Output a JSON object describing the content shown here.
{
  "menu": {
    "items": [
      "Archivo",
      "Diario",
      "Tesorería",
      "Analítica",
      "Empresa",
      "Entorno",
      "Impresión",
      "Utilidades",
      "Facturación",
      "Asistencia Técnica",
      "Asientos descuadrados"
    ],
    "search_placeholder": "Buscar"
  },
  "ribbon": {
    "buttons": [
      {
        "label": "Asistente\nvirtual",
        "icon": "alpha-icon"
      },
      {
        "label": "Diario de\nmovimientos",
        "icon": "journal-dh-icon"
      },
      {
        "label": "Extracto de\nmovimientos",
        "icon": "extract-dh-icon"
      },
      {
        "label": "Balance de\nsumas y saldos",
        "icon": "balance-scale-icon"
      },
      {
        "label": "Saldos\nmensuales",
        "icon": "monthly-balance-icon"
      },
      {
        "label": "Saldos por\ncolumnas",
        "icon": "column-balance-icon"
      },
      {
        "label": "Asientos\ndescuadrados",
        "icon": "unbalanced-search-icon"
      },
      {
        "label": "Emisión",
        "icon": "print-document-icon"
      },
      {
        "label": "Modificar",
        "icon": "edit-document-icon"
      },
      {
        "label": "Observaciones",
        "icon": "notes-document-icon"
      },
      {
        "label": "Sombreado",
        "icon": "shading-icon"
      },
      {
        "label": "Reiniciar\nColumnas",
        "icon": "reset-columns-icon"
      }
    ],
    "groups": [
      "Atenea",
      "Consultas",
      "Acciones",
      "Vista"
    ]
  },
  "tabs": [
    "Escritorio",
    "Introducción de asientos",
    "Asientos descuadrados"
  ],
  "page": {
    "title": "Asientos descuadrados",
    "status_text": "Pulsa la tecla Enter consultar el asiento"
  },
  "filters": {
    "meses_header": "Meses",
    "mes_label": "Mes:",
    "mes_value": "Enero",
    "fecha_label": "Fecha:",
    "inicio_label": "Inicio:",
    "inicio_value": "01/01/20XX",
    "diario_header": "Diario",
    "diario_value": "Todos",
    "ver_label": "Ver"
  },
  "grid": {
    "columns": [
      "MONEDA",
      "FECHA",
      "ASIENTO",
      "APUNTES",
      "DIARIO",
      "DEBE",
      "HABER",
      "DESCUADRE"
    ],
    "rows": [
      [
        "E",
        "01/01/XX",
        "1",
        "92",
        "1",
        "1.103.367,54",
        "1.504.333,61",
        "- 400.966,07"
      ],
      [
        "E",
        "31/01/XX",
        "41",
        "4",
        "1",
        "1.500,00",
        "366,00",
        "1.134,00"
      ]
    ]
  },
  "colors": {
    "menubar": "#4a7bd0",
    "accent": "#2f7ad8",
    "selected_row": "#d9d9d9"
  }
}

_ _ _ _

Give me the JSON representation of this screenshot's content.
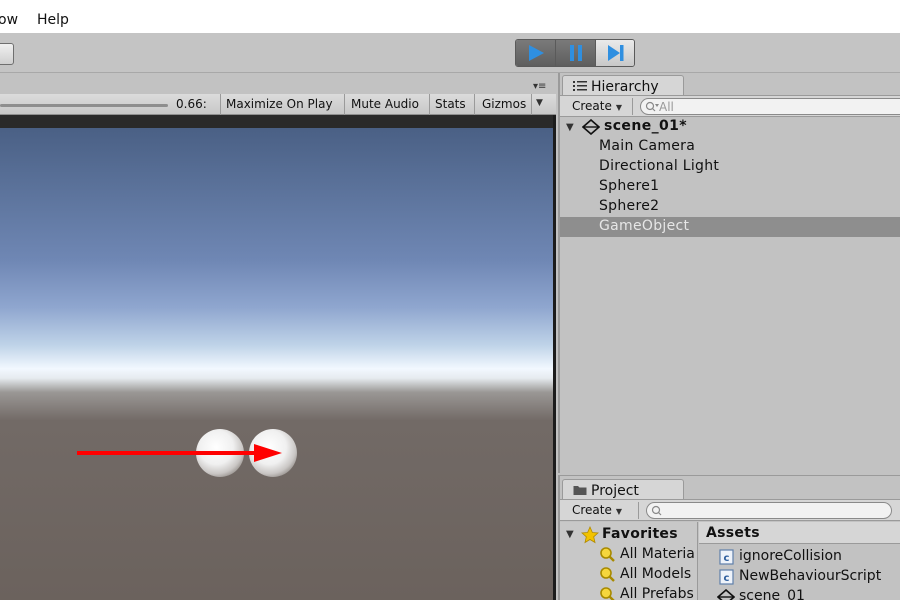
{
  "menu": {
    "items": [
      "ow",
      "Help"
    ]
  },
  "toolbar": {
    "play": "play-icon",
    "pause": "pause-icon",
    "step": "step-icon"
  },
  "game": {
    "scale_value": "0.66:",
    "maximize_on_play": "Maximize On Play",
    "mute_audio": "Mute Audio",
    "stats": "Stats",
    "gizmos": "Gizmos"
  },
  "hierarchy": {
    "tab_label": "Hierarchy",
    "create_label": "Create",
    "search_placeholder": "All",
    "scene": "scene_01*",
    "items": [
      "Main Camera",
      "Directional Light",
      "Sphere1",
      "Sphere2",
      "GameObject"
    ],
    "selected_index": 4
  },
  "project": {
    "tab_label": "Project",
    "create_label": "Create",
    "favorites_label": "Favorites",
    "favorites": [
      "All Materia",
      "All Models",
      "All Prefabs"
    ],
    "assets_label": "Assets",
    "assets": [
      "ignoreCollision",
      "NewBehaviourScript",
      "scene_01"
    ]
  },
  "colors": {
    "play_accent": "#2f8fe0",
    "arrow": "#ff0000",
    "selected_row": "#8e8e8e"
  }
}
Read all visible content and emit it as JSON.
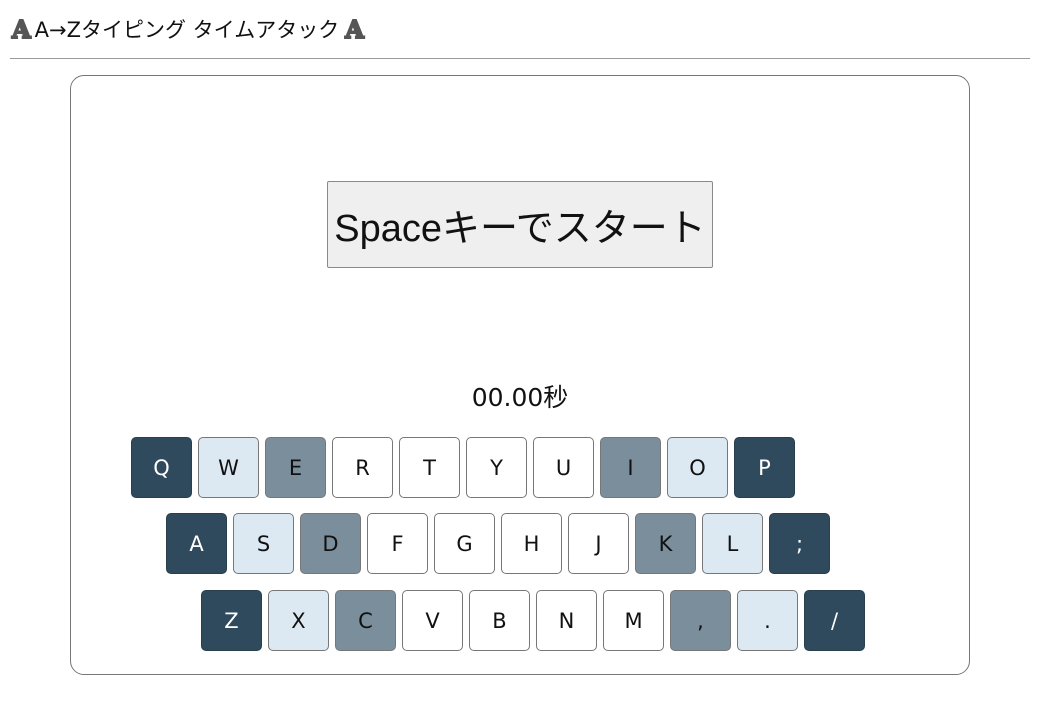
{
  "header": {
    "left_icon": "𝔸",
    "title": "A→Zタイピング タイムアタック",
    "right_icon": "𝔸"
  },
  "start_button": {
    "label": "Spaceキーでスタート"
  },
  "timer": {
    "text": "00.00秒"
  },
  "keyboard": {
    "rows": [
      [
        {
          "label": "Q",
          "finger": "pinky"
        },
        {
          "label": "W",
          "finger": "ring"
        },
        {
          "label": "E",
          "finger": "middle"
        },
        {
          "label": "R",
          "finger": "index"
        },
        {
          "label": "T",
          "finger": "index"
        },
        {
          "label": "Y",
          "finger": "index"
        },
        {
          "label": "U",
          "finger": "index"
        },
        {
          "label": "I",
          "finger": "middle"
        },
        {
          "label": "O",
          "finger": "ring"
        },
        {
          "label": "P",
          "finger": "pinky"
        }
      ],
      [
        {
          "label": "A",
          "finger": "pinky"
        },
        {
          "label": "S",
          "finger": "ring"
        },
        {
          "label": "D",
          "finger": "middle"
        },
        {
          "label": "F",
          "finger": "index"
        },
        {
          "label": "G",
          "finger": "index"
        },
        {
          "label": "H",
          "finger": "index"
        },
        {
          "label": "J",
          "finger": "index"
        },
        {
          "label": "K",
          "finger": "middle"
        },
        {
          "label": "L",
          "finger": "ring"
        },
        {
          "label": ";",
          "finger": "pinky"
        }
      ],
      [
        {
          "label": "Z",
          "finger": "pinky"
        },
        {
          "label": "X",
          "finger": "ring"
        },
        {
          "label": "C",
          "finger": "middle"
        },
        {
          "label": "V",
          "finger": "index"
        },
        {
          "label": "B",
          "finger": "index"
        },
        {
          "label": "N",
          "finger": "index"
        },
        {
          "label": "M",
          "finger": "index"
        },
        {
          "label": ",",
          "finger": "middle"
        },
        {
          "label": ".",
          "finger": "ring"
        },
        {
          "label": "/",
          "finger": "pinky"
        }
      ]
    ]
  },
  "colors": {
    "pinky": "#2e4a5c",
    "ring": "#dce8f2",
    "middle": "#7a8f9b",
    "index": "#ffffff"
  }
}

_ _ _ _

▶ WHAT YOU ARE ASKED TO DO:
For the records above, state how many lines include the string "content", giving the number and nothing else.

▶ RESULT:
3